= Work to be completed =
Print the data that follows exactly.

= Exercise input =
◇ ◇ ◇

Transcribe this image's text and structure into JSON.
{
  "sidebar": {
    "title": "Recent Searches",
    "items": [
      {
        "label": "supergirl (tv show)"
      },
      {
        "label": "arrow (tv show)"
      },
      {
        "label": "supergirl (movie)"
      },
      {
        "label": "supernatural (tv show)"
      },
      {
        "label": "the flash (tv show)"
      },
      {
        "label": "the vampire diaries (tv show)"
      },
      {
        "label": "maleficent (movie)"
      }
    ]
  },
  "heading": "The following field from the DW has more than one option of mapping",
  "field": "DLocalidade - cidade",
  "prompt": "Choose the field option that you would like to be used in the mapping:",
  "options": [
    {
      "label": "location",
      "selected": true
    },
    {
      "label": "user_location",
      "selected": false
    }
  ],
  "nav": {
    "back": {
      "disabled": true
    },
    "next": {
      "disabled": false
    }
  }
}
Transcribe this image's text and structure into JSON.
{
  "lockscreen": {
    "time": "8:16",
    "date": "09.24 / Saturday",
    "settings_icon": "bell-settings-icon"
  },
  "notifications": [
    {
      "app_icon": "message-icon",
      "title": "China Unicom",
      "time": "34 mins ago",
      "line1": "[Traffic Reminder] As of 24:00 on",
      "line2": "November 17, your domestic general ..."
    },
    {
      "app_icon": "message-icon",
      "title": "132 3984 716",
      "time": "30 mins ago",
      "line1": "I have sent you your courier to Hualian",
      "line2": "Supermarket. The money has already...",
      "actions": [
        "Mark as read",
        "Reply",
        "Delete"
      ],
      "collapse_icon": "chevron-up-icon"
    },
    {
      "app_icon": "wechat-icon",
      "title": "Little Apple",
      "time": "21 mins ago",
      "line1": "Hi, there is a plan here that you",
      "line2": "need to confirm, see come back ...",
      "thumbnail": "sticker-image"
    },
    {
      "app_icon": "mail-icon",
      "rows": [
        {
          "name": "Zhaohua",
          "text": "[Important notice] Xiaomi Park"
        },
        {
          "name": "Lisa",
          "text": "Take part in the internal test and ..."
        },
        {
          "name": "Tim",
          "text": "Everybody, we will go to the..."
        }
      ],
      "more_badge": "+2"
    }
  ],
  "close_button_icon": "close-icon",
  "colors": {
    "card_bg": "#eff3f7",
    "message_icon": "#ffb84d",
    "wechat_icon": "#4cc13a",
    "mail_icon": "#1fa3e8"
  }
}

◇ ◇ ◇

= Reply to the task =
Transcribe this image's text and structure into JSON.
{
  "sidebar": {
    "title": "Recent Searches",
    "items": [
      {
        "label": "supergirl (tv show)"
      },
      {
        "label": "arrow (tv show)"
      },
      {
        "label": "supergirl (movie)"
      },
      {
        "label": "supernatural (tv show)"
      },
      {
        "label": "the flash (tv show)"
      },
      {
        "label": "the vampire diaries (tv show)"
      },
      {
        "label": "maleficent (movie)"
      }
    ]
  },
  "heading": "The following field from the DW has more than one option of mapping",
  "field": "DLocalidade - cidade",
  "prompt": "Choose the field option that you would like to be used in the mapping:",
  "options": [
    {
      "label": "location",
      "selected": true
    },
    {
      "label": "user_location",
      "selected": false
    }
  ],
  "nav": {
    "back": {
      "disabled": true
    },
    "next": {
      "disabled": false
    }
  }
}
Transcribe this image's text and structure into JSON.
{
  "lockscreen": {
    "time": "8:16",
    "date": "09.24 / Saturday",
    "settings_icon": "bell-settings-icon"
  },
  "notifications": [
    {
      "app_icon": "message-icon",
      "title": "China Unicom",
      "time": "34 mins ago",
      "line1": "[Traffic Reminder] As of 24:00 on",
      "line2": "November 17, your domestic general ..."
    },
    {
      "app_icon": "message-icon",
      "title": "132 3984 716",
      "time": "30 mins ago",
      "line1": "I have sent you your courier to Hualian",
      "line2": "Supermarket. The money has already...",
      "actions": [
        "Mark as read",
        "Reply",
        "Delete"
      ],
      "collapse_icon": "chevron-up-icon"
    },
    {
      "app_icon": "wechat-icon",
      "title": "Little Apple",
      "time": "21 mins ago",
      "line1": "Hi, there is a plan here that you",
      "line2": "need to confirm, see come back ...",
      "thumbnail": "sticker-image"
    },
    {
      "app_icon": "mail-icon",
      "rows": [
        {
          "name": "Zhaohua",
          "text": "[Important notice] Xiaomi Park"
        },
        {
          "name": "Lisa",
          "text": "Take part in the internal test and ..."
        },
        {
          "name": "Tim",
          "text": "Everybody, we will go to the..."
        }
      ],
      "more_badge": "+2"
    }
  ],
  "close_button_icon": "close-icon",
  "colors": {
    "card_bg": "#eff3f7",
    "message_icon": "#ffb84d",
    "wechat_icon": "#4cc13a",
    "mail_icon": "#1fa3e8"
  }
}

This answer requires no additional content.